**ITEMS**

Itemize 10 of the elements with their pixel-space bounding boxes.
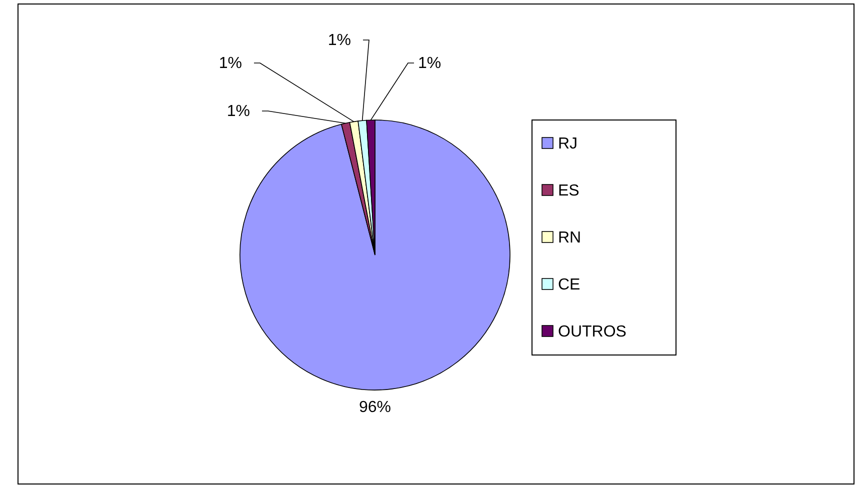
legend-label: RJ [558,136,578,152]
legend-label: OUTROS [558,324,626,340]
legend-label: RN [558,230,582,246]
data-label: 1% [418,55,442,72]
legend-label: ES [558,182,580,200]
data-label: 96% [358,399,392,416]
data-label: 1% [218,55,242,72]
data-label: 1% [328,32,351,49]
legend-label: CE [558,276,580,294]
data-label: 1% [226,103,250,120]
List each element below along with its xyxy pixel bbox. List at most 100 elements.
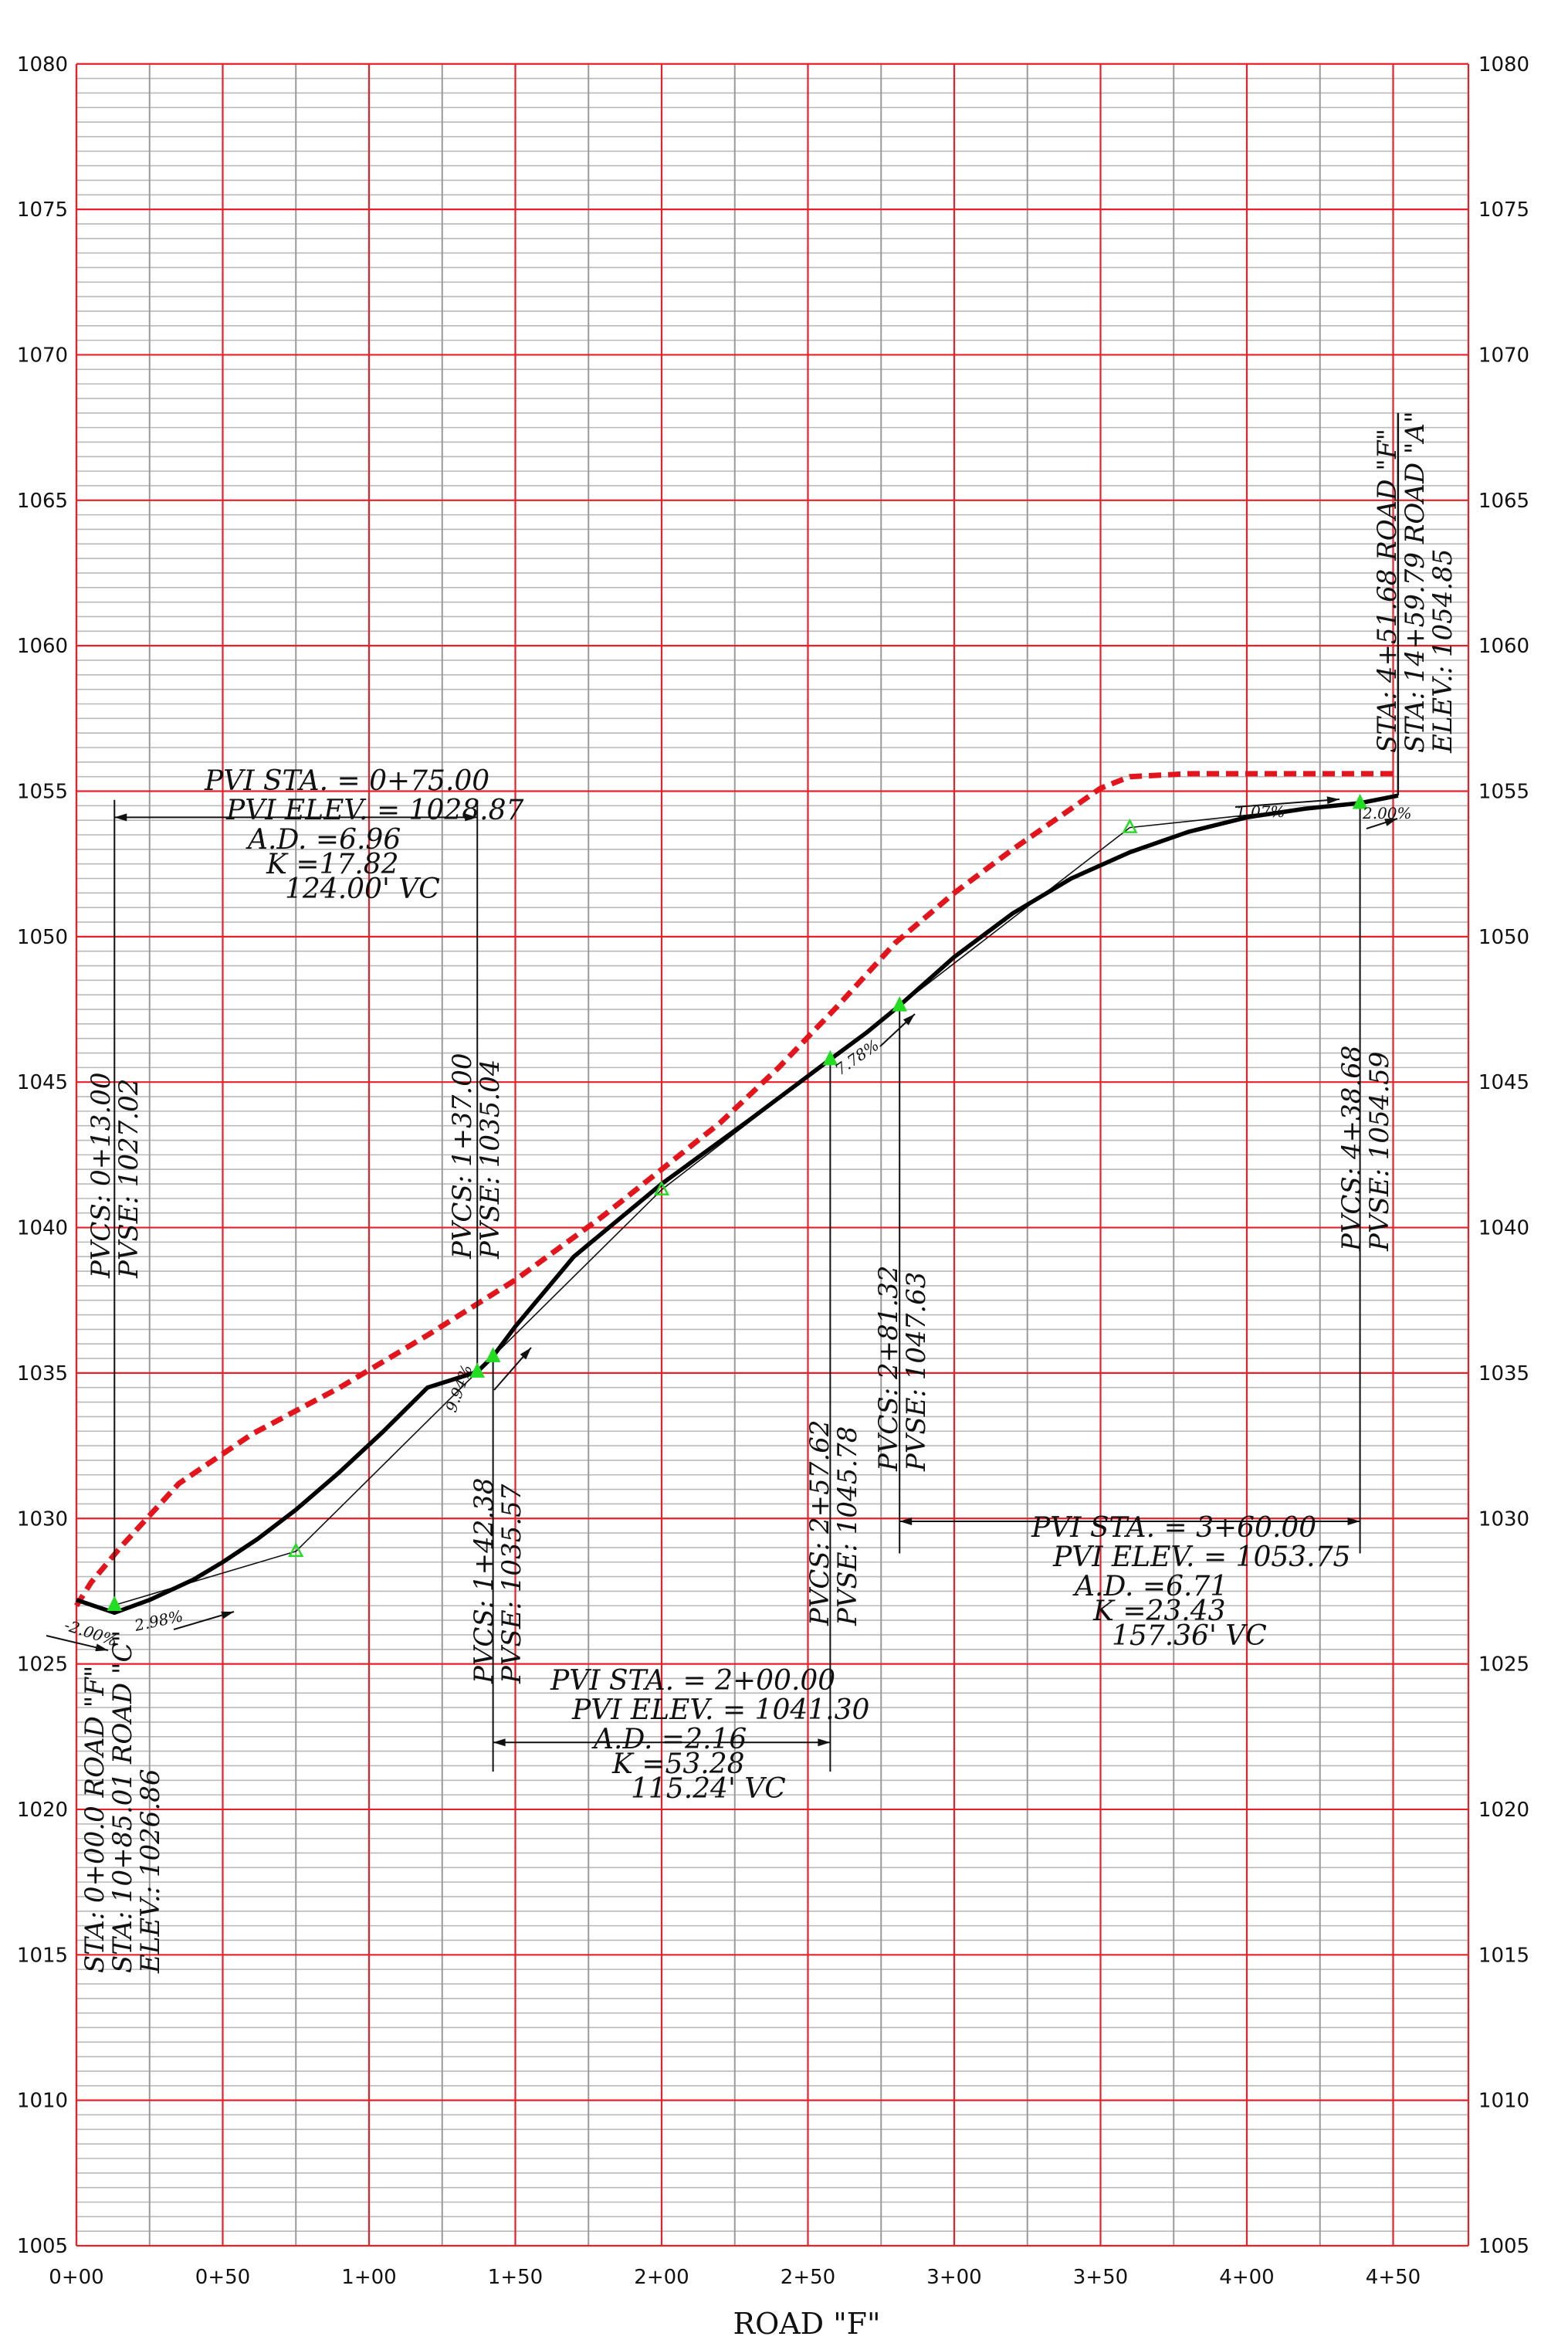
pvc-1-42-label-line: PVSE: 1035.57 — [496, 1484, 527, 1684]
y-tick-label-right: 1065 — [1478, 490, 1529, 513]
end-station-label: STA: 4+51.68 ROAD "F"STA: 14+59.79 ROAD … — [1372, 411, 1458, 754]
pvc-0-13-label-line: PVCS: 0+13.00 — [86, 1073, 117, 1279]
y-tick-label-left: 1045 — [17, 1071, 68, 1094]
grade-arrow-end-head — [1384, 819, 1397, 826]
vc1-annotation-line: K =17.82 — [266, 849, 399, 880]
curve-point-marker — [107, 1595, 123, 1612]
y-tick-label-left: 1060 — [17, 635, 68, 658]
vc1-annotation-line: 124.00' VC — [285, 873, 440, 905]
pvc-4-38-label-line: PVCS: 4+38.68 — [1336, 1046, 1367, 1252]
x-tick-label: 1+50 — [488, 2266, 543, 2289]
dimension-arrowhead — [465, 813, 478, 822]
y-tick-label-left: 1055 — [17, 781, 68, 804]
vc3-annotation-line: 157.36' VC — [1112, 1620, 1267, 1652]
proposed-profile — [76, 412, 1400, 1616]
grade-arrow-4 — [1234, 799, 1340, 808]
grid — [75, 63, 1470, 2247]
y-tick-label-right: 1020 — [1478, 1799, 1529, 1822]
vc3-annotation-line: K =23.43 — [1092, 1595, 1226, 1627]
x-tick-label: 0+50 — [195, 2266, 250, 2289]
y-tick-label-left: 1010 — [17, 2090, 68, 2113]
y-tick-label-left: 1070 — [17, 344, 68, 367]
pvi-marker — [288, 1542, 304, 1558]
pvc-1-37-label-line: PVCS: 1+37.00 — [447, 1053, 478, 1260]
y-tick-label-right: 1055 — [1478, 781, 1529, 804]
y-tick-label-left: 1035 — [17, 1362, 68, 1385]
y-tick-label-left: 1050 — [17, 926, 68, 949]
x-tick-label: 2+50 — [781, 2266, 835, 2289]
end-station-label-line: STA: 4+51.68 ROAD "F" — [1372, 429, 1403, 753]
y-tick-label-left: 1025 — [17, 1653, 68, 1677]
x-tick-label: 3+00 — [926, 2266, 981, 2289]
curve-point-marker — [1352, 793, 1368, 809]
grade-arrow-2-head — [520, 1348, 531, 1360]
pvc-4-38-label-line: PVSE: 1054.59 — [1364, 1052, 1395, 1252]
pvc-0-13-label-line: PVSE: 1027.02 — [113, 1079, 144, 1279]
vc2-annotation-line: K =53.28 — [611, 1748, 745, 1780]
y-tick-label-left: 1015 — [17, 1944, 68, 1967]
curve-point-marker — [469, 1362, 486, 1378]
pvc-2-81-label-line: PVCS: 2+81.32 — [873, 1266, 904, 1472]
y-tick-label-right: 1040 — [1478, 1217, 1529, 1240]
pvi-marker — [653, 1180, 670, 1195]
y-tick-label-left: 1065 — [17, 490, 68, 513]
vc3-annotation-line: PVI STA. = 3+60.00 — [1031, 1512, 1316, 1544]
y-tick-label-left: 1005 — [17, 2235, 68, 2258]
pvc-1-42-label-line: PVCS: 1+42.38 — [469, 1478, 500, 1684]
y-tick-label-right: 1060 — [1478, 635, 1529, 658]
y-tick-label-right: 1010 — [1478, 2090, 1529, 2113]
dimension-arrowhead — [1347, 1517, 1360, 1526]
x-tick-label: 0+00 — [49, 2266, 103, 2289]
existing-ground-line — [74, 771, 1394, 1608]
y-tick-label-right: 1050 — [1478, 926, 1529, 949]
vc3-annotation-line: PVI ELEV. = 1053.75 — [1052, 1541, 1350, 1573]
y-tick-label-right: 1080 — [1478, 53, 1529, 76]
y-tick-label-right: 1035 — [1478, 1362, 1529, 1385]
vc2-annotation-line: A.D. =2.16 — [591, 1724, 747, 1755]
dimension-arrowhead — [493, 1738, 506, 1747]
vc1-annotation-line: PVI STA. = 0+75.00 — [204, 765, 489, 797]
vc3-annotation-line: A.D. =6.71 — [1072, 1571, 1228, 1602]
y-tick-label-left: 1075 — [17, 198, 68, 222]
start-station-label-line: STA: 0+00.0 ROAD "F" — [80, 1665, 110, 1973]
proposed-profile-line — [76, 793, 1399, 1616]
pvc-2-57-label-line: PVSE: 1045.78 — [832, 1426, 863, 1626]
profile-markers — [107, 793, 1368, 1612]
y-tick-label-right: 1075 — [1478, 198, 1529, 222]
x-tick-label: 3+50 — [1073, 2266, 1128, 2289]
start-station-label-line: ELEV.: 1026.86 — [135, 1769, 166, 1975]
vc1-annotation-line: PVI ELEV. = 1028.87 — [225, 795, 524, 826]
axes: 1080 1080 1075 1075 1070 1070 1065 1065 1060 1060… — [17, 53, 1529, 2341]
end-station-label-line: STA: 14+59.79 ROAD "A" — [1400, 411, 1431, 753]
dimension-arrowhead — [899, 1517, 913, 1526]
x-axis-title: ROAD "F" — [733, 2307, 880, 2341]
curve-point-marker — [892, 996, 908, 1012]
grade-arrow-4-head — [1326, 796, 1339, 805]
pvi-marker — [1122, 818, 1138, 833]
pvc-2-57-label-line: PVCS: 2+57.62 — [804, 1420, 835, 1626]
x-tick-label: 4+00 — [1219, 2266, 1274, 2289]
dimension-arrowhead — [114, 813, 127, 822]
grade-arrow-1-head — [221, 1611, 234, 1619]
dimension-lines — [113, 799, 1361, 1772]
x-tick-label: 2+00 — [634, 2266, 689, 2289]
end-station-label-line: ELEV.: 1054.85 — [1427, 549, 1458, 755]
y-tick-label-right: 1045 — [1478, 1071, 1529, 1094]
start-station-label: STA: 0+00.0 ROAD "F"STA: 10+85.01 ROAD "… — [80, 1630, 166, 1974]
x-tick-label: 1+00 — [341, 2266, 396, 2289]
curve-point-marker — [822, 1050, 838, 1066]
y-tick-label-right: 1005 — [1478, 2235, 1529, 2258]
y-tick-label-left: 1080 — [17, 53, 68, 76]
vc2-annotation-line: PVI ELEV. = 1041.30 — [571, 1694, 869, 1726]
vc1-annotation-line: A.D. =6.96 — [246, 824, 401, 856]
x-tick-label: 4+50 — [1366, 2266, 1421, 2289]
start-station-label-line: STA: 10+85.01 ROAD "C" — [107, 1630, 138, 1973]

**BRIEF**
Reproduce the entries word for word, starting at their first line and stopping after the line containing "List each element", and leave the pictures out.

**TASK RESPONSE**
Itemize 10 of the elements with their pixel-space bounding boxes.
legend-label: RJ [558,136,578,152]
legend-label: OUTROS [558,324,626,340]
legend-label: RN [558,230,582,246]
data-label: 1% [418,55,442,72]
legend-label: ES [558,182,580,200]
data-label: 96% [358,399,392,416]
data-label: 1% [218,55,242,72]
data-label: 1% [328,32,351,49]
legend-label: CE [558,276,580,294]
data-label: 1% [226,103,250,120]
List each element below along with its xyxy pixel bbox. List at most 100 elements.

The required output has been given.